── Supplied data

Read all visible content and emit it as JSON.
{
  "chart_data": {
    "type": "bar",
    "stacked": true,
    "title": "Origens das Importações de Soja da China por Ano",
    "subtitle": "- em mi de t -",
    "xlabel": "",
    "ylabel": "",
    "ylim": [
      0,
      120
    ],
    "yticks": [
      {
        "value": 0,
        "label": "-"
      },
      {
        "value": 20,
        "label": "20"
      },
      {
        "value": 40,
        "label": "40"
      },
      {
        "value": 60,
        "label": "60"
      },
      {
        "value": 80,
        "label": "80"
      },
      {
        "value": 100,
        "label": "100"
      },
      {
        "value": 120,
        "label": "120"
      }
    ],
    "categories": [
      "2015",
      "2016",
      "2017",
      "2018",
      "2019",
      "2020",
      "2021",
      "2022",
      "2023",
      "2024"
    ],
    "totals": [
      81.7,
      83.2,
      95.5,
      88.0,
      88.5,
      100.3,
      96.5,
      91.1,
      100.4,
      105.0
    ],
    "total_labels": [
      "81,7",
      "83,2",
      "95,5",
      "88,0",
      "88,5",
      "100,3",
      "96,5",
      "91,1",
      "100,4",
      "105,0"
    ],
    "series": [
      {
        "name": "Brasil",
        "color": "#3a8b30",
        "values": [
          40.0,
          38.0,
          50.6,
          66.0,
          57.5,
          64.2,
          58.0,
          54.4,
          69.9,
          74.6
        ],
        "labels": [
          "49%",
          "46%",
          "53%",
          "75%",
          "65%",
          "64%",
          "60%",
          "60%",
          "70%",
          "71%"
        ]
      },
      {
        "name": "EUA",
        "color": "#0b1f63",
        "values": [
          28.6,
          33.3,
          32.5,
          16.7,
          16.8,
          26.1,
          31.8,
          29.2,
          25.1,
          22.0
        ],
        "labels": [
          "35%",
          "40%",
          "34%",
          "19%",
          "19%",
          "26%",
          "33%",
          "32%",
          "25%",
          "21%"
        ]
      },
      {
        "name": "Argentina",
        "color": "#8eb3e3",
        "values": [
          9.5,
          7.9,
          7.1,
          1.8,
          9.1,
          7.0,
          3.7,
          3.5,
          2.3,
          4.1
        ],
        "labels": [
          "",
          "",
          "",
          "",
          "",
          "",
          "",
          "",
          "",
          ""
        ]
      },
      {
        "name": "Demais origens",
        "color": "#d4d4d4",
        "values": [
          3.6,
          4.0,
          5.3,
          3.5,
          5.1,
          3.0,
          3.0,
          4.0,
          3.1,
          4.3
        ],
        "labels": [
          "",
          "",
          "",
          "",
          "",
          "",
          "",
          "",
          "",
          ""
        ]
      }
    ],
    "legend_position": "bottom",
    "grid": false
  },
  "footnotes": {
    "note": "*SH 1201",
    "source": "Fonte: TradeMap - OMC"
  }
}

────

◆ Directive ◆
Give the entries again in full, exactly as they are written.

◆ Task response ◆
Read all visible content and emit it as JSON.
{
  "chart_data": {
    "type": "bar",
    "stacked": true,
    "title": "Origens das Importações de Soja da China por Ano",
    "subtitle": "- em mi de t -",
    "xlabel": "",
    "ylabel": "",
    "ylim": [
      0,
      120
    ],
    "yticks": [
      {
        "value": 0,
        "label": "-"
      },
      {
        "value": 20,
        "label": "20"
      },
      {
        "value": 40,
        "label": "40"
      },
      {
        "value": 60,
        "label": "60"
      },
      {
        "value": 80,
        "label": "80"
      },
      {
        "value": 100,
        "label": "100"
      },
      {
        "value": 120,
        "label": "120"
      }
    ],
    "categories": [
      "2015",
      "2016",
      "2017",
      "2018",
      "2019",
      "2020",
      "2021",
      "2022",
      "2023",
      "2024"
    ],
    "totals": [
      81.7,
      83.2,
      95.5,
      88.0,
      88.5,
      100.3,
      96.5,
      91.1,
      100.4,
      105.0
    ],
    "total_labels": [
      "81,7",
      "83,2",
      "95,5",
      "88,0",
      "88,5",
      "100,3",
      "96,5",
      "91,1",
      "100,4",
      "105,0"
    ],
    "series": [
      {
        "name": "Brasil",
        "color": "#3a8b30",
        "values": [
          40.0,
          38.0,
          50.6,
          66.0,
          57.5,
          64.2,
          58.0,
          54.4,
          69.9,
          74.6
        ],
        "labels": [
          "49%",
          "46%",
          "53%",
          "75%",
          "65%",
          "64%",
          "60%",
          "60%",
          "70%",
          "71%"
        ]
      },
      {
        "name": "EUA",
        "color": "#0b1f63",
        "values": [
          28.6,
          33.3,
          32.5,
          16.7,
          16.8,
          26.1,
          31.8,
          29.2,
          25.1,
          22.0
        ],
        "labels": [
          "35%",
          "40%",
          "34%",
          "19%",
          "19%",
          "26%",
          "33%",
          "32%",
          "25%",
          "21%"
        ]
      },
      {
        "name": "Argentina",
        "color": "#8eb3e3",
        "values": [
          9.5,
          7.9,
          7.1,
          1.8,
          9.1,
          7.0,
          3.7,
          3.5,
          2.3,
          4.1
        ],
        "labels": [
          "",
          "",
          "",
          "",
          "",
          "",
          "",
          "",
          "",
          ""
        ]
      },
      {
        "name": "Demais origens",
        "color": "#d4d4d4",
        "values": [
          3.6,
          4.0,
          5.3,
          3.5,
          5.1,
          3.0,
          3.0,
          4.0,
          3.1,
          4.3
        ],
        "labels": [
          "",
          "",
          "",
          "",
          "",
          "",
          "",
          "",
          "",
          ""
        ]
      }
    ],
    "legend_position": "bottom",
    "grid": false
  },
  "footnotes": {
    "note": "*SH 1201",
    "source": "Fonte: TradeMap - OMC"
  }
}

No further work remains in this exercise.